What is required
Return the listing below exactly, with the pictures dropped.

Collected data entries
※ ※ ※

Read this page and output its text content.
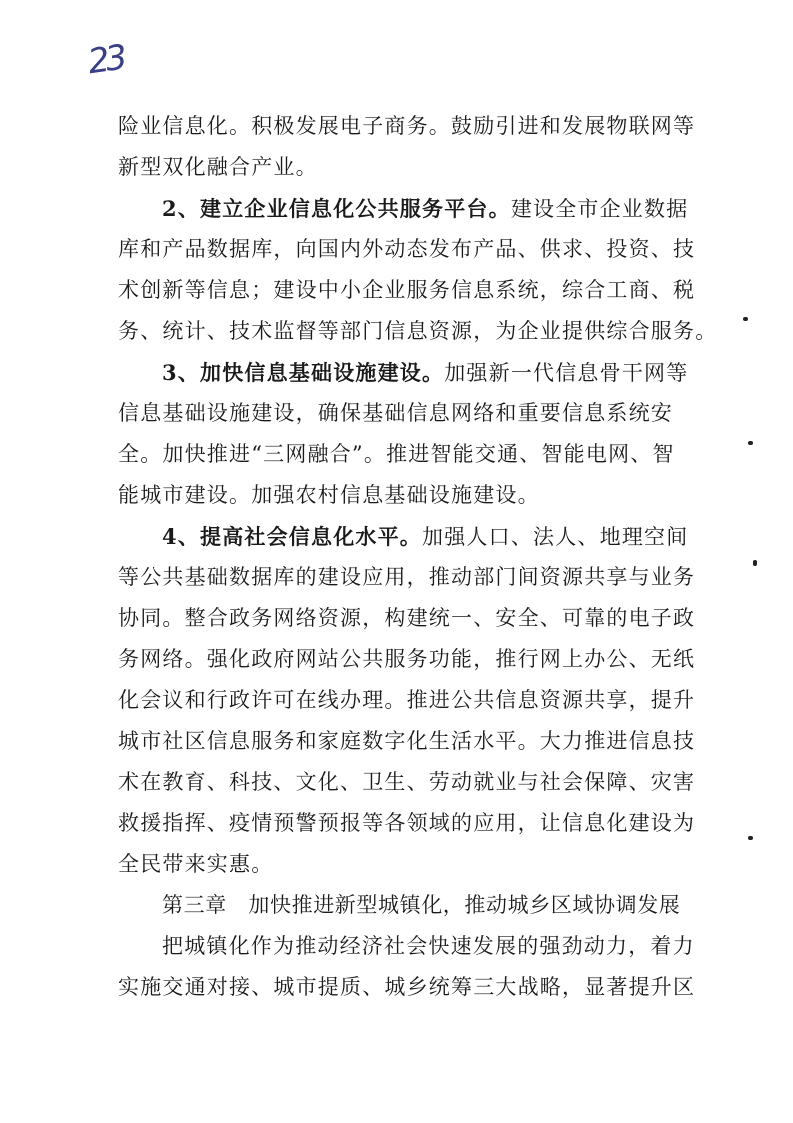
23
险业信息化。积极发展电子商务。鼓励引进和发展物联网等
新型双化融合产业。
2、建立企业信息化公共服务平台。建设全市企业数据
库和产品数据库，向国内外动态发布产品、供求、投资、技
术创新等信息；建设中小企业服务信息系统，综合工商、税
务、统计、技术监督等部门信息资源，为企业提供综合服务。
3、加快信息基础设施建设。加强新一代信息骨干网等
信息基础设施建设，确保基础信息网络和重要信息系统安
全。加快推进“三网融合”。推进智能交通、智能电网、智
能城市建设。加强农村信息基础设施建设。
4、提高社会信息化水平。加强人口、法人、地理空间
等公共基础数据库的建设应用，推动部门间资源共享与业务
协同。整合政务网络资源，构建统一、安全、可靠的电子政
务网络。强化政府网站公共服务功能，推行网上办公、无纸
化会议和行政许可在线办理。推进公共信息资源共享，提升
城市社区信息服务和家庭数字化生活水平。大力推进信息技
术在教育、科技、文化、卫生、劳动就业与社会保障、灾害
救援指挥、疫情预警预报等各领域的应用，让信息化建设为
全民带来实惠。
第三章　加快推进新型城镇化，推动城乡区域协调发展
把城镇化作为推动经济社会快速发展的强劲动力，着力
实施交通对接、城市提质、城乡统筹三大战略，显著提升区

※ ※ ※

Final result
Read this page and output its text content.
23
险业信息化。积极发展电子商务。鼓励引进和发展物联网等
新型双化融合产业。
2、建立企业信息化公共服务平台。建设全市企业数据
库和产品数据库，向国内外动态发布产品、供求、投资、技
术创新等信息；建设中小企业服务信息系统，综合工商、税
务、统计、技术监督等部门信息资源，为企业提供综合服务。
3、加快信息基础设施建设。加强新一代信息骨干网等
信息基础设施建设，确保基础信息网络和重要信息系统安
全。加快推进“三网融合”。推进智能交通、智能电网、智
能城市建设。加强农村信息基础设施建设。
4、提高社会信息化水平。加强人口、法人、地理空间
等公共基础数据库的建设应用，推动部门间资源共享与业务
协同。整合政务网络资源，构建统一、安全、可靠的电子政
务网络。强化政府网站公共服务功能，推行网上办公、无纸
化会议和行政许可在线办理。推进公共信息资源共享，提升
城市社区信息服务和家庭数字化生活水平。大力推进信息技
术在教育、科技、文化、卫生、劳动就业与社会保障、灾害
救援指挥、疫情预警预报等各领域的应用，让信息化建设为
全民带来实惠。
第三章　加快推进新型城镇化，推动城乡区域协调发展
把城镇化作为推动经济社会快速发展的强劲动力，着力
实施交通对接、城市提质、城乡统筹三大战略，显著提升区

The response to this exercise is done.